## TASK DESCRIPTION
Take the entries below and reproduce them word for word.

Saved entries
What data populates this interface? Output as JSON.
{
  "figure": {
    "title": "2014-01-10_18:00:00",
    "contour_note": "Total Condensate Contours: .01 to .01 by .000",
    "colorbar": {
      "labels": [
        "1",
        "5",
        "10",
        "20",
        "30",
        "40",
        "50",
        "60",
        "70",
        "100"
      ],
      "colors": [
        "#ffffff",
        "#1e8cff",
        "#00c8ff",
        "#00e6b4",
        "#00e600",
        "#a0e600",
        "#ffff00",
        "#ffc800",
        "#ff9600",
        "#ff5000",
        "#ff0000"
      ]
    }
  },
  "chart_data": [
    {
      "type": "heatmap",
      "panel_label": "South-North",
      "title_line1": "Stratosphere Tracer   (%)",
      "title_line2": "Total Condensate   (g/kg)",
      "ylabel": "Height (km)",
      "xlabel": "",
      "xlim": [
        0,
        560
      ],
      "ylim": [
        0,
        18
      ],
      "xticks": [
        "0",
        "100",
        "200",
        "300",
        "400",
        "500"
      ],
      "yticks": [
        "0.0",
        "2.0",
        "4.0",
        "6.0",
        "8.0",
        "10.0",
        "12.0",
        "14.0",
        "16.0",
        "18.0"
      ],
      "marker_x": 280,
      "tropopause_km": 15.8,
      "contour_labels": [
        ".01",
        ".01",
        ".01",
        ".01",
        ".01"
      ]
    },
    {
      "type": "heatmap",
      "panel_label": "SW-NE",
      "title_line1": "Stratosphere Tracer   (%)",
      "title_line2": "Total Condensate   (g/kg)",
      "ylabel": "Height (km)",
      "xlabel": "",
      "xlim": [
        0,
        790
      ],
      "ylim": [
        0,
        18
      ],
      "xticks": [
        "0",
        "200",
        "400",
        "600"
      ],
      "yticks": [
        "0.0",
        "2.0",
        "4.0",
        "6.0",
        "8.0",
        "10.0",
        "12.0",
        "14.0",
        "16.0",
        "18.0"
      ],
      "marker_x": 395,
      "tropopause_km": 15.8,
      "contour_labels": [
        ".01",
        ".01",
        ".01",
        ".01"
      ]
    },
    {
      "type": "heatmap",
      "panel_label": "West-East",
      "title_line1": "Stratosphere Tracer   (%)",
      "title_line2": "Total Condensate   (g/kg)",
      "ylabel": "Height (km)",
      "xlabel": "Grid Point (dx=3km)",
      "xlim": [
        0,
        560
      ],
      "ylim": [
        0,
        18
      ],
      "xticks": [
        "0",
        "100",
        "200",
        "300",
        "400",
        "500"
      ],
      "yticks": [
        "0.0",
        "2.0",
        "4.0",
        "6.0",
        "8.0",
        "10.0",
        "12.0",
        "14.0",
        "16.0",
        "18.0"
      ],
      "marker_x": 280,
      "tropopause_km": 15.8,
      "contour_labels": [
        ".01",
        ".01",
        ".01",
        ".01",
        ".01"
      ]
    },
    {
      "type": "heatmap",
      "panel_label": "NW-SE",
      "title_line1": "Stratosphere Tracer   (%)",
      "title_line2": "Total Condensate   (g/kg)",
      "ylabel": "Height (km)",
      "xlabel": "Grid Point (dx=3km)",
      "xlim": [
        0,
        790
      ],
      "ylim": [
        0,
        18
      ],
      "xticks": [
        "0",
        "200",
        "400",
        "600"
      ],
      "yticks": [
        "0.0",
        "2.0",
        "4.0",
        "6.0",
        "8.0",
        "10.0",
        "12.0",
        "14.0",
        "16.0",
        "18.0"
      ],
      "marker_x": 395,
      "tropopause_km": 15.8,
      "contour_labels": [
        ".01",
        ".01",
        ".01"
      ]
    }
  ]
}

## ANSWER TO THIS PROBLEM
What data populates this interface? Output as JSON.
{
  "figure": {
    "title": "2014-01-10_18:00:00",
    "contour_note": "Total Condensate Contours: .01 to .01 by .000",
    "colorbar": {
      "labels": [
        "1",
        "5",
        "10",
        "20",
        "30",
        "40",
        "50",
        "60",
        "70",
        "100"
      ],
      "colors": [
        "#ffffff",
        "#1e8cff",
        "#00c8ff",
        "#00e6b4",
        "#00e600",
        "#a0e600",
        "#ffff00",
        "#ffc800",
        "#ff9600",
        "#ff5000",
        "#ff0000"
      ]
    }
  },
  "chart_data": [
    {
      "type": "heatmap",
      "panel_label": "South-North",
      "title_line1": "Stratosphere Tracer   (%)",
      "title_line2": "Total Condensate   (g/kg)",
      "ylabel": "Height (km)",
      "xlabel": "",
      "xlim": [
        0,
        560
      ],
      "ylim": [
        0,
        18
      ],
      "xticks": [
        "0",
        "100",
        "200",
        "300",
        "400",
        "500"
      ],
      "yticks": [
        "0.0",
        "2.0",
        "4.0",
        "6.0",
        "8.0",
        "10.0",
        "12.0",
        "14.0",
        "16.0",
        "18.0"
      ],
      "marker_x": 280,
      "tropopause_km": 15.8,
      "contour_labels": [
        ".01",
        ".01",
        ".01",
        ".01",
        ".01"
      ]
    },
    {
      "type": "heatmap",
      "panel_label": "SW-NE",
      "title_line1": "Stratosphere Tracer   (%)",
      "title_line2": "Total Condensate   (g/kg)",
      "ylabel": "Height (km)",
      "xlabel": "",
      "xlim": [
        0,
        790
      ],
      "ylim": [
        0,
        18
      ],
      "xticks": [
        "0",
        "200",
        "400",
        "600"
      ],
      "yticks": [
        "0.0",
        "2.0",
        "4.0",
        "6.0",
        "8.0",
        "10.0",
        "12.0",
        "14.0",
        "16.0",
        "18.0"
      ],
      "marker_x": 395,
      "tropopause_km": 15.8,
      "contour_labels": [
        ".01",
        ".01",
        ".01",
        ".01"
      ]
    },
    {
      "type": "heatmap",
      "panel_label": "West-East",
      "title_line1": "Stratosphere Tracer   (%)",
      "title_line2": "Total Condensate   (g/kg)",
      "ylabel": "Height (km)",
      "xlabel": "Grid Point (dx=3km)",
      "xlim": [
        0,
        560
      ],
      "ylim": [
        0,
        18
      ],
      "xticks": [
        "0",
        "100",
        "200",
        "300",
        "400",
        "500"
      ],
      "yticks": [
        "0.0",
        "2.0",
        "4.0",
        "6.0",
        "8.0",
        "10.0",
        "12.0",
        "14.0",
        "16.0",
        "18.0"
      ],
      "marker_x": 280,
      "tropopause_km": 15.8,
      "contour_labels": [
        ".01",
        ".01",
        ".01",
        ".01",
        ".01"
      ]
    },
    {
      "type": "heatmap",
      "panel_label": "NW-SE",
      "title_line1": "Stratosphere Tracer   (%)",
      "title_line2": "Total Condensate   (g/kg)",
      "ylabel": "Height (km)",
      "xlabel": "Grid Point (dx=3km)",
      "xlim": [
        0,
        790
      ],
      "ylim": [
        0,
        18
      ],
      "xticks": [
        "0",
        "200",
        "400",
        "600"
      ],
      "yticks": [
        "0.0",
        "2.0",
        "4.0",
        "6.0",
        "8.0",
        "10.0",
        "12.0",
        "14.0",
        "16.0",
        "18.0"
      ],
      "marker_x": 395,
      "tropopause_km": 15.8,
      "contour_labels": [
        ".01",
        ".01",
        ".01"
      ]
    }
  ]
}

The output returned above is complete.